• **LISTING**:
— begin —
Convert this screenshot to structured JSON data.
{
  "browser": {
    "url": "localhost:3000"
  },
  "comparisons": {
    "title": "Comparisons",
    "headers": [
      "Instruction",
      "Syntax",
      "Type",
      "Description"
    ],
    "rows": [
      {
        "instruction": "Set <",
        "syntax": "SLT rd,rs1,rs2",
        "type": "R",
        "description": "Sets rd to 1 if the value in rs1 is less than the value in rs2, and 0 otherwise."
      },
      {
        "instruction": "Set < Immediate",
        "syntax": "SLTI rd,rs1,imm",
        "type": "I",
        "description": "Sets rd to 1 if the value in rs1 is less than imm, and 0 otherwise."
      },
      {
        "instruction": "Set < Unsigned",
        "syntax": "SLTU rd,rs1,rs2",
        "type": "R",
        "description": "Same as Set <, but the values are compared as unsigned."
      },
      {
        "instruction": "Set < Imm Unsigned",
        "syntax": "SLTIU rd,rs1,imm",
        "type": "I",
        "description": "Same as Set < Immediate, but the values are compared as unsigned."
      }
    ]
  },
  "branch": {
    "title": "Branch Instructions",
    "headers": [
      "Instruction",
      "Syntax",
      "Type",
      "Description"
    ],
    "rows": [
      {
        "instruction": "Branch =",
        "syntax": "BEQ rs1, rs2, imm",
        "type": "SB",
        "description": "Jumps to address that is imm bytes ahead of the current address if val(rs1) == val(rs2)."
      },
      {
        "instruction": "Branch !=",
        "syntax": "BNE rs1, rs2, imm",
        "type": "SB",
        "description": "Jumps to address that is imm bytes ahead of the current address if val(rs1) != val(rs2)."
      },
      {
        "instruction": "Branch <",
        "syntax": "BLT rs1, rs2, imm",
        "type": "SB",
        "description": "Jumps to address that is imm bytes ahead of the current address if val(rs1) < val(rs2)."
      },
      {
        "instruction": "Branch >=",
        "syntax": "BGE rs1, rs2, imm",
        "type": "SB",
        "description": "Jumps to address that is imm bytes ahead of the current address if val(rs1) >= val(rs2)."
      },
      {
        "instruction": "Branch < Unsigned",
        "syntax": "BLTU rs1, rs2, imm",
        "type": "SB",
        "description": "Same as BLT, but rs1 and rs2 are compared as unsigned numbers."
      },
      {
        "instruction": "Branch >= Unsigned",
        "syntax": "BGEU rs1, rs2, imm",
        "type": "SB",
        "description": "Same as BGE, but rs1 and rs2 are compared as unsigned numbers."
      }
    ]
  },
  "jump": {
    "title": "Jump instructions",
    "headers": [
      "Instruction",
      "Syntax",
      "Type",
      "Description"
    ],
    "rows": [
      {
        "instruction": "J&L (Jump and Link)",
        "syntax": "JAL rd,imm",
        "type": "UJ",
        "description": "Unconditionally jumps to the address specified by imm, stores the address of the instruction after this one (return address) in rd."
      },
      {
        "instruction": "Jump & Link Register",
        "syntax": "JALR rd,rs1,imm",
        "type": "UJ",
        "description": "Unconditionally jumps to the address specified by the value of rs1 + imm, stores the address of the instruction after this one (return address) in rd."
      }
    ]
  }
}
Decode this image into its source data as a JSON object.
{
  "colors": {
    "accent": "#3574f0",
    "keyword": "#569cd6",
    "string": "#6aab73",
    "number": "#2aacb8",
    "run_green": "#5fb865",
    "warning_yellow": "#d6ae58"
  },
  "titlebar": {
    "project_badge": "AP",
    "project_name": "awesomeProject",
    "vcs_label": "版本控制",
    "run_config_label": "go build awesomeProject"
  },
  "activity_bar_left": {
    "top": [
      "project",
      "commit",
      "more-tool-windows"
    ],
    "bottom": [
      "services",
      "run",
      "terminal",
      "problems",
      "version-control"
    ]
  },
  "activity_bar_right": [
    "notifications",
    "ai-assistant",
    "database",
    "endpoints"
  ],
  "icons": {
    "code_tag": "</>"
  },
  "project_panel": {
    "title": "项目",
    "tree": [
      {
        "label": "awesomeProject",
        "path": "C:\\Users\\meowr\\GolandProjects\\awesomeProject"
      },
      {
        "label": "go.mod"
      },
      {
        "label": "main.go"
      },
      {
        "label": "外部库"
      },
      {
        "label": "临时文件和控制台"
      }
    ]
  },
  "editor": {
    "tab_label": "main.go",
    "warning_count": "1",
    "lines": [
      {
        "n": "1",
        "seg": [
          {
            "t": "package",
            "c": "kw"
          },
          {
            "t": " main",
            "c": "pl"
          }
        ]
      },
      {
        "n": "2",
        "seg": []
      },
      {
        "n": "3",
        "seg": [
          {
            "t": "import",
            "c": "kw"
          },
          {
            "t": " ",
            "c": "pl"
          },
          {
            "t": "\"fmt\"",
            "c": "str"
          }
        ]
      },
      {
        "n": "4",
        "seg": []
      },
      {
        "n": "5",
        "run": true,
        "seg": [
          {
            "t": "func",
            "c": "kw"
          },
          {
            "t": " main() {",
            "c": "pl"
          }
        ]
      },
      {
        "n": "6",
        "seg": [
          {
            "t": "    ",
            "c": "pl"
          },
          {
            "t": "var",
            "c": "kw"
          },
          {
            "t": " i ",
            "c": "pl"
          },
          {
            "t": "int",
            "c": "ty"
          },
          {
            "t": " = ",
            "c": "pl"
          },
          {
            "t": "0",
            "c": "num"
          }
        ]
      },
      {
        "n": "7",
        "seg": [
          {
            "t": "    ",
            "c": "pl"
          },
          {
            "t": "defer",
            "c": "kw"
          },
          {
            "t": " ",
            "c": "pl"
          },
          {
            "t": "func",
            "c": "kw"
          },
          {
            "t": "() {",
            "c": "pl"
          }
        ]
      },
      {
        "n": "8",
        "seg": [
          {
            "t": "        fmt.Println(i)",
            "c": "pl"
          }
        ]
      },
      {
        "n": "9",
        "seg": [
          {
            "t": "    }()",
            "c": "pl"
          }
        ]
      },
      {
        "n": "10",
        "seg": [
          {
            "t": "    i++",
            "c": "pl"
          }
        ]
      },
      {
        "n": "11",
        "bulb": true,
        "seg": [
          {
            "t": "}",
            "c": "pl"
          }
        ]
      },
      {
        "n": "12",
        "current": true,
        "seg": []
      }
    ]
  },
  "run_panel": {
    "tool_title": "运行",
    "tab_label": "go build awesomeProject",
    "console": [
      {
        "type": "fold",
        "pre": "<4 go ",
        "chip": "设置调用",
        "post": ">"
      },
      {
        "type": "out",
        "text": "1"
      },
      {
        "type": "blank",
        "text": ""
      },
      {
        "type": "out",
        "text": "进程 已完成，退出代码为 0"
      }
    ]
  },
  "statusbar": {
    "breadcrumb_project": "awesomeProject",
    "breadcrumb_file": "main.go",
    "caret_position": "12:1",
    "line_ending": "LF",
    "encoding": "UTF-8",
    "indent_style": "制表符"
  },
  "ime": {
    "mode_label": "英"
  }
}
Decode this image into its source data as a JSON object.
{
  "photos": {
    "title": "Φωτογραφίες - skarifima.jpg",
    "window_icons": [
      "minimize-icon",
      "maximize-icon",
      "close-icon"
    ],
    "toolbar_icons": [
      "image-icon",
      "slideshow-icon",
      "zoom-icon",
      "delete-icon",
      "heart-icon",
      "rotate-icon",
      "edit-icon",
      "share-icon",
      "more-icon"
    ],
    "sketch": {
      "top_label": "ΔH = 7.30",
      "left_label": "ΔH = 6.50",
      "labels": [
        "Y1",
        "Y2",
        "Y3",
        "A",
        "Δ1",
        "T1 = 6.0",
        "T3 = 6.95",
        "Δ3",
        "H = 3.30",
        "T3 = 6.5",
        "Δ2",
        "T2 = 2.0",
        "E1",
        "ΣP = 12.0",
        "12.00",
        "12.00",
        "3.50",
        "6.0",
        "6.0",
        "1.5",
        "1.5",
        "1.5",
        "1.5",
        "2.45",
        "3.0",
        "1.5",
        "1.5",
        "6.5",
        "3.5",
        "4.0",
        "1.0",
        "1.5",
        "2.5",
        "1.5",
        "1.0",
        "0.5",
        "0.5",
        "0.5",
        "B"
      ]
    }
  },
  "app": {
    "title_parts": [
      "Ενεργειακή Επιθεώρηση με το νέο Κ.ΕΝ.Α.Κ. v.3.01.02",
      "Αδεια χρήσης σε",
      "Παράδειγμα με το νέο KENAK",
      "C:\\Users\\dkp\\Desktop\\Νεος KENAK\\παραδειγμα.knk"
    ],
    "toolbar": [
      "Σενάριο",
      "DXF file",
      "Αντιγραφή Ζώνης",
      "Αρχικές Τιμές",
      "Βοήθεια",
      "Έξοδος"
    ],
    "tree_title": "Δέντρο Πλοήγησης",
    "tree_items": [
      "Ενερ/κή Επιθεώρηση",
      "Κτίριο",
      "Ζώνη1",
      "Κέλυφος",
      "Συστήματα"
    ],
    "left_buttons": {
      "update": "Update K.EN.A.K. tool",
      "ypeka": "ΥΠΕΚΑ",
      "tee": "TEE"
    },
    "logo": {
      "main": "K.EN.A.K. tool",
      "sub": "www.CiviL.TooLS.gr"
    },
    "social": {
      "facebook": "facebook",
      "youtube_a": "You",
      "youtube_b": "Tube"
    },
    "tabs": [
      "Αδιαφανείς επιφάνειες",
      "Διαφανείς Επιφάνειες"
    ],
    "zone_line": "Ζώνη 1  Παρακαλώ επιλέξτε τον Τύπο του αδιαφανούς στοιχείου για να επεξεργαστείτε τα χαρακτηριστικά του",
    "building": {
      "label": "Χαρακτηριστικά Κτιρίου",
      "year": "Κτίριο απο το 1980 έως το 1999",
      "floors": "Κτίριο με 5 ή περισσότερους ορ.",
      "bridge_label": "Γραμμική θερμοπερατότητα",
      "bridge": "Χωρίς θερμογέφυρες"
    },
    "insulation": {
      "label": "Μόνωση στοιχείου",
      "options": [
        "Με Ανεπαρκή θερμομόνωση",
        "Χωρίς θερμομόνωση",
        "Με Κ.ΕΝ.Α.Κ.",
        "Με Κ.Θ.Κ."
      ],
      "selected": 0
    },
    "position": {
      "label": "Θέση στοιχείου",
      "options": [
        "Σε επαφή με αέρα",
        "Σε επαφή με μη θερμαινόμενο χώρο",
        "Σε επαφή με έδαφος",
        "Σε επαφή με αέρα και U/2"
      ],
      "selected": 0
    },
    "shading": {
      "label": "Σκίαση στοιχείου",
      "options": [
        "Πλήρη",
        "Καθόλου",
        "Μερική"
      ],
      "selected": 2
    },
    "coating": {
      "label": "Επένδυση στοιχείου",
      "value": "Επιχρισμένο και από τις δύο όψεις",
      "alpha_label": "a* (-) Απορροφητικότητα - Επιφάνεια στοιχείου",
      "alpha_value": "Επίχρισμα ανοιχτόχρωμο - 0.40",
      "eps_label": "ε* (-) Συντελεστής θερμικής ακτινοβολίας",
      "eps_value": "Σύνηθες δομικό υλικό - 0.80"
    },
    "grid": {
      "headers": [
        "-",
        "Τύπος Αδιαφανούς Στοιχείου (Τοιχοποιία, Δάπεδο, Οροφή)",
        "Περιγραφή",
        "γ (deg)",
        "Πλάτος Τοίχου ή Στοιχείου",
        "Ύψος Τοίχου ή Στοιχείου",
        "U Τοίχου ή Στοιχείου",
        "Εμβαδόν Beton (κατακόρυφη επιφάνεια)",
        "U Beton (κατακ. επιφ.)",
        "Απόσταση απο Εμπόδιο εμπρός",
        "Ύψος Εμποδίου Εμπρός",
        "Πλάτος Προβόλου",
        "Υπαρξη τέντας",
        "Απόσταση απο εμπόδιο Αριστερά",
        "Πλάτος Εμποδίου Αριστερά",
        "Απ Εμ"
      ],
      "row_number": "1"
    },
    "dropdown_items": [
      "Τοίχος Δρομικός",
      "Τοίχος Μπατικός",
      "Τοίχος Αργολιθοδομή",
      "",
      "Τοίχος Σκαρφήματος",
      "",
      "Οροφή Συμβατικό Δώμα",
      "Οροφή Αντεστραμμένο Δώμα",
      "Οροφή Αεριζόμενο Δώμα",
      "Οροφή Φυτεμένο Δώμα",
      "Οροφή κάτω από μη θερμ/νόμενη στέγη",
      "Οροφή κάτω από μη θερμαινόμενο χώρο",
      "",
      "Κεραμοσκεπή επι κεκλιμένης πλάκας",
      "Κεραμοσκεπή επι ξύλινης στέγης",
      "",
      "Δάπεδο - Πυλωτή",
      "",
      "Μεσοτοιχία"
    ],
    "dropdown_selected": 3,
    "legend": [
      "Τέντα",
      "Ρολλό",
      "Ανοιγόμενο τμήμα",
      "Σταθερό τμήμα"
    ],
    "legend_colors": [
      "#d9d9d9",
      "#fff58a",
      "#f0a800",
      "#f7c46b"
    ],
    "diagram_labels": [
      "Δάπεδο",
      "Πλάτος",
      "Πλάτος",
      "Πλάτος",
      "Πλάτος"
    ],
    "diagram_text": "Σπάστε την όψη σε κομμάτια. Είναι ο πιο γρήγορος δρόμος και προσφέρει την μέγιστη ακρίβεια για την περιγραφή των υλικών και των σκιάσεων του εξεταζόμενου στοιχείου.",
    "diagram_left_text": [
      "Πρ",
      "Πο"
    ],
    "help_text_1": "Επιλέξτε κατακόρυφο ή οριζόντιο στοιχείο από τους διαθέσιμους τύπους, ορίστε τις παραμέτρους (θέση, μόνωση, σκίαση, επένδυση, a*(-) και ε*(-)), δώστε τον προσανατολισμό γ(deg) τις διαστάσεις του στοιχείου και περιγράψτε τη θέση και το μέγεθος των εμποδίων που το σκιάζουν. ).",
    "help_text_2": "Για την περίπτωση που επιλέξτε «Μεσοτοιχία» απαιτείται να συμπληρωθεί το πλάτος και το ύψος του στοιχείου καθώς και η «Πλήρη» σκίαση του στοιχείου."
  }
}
— end —
Reproduce each line holding the word "otherwise".

        "description": "Sets rd to 1 if the value in rs1 is less than the value in rs2, and 0 otherwise."
        "description": "Sets rd to 1 if the value in rs1 is less than imm, and 0 otherwise."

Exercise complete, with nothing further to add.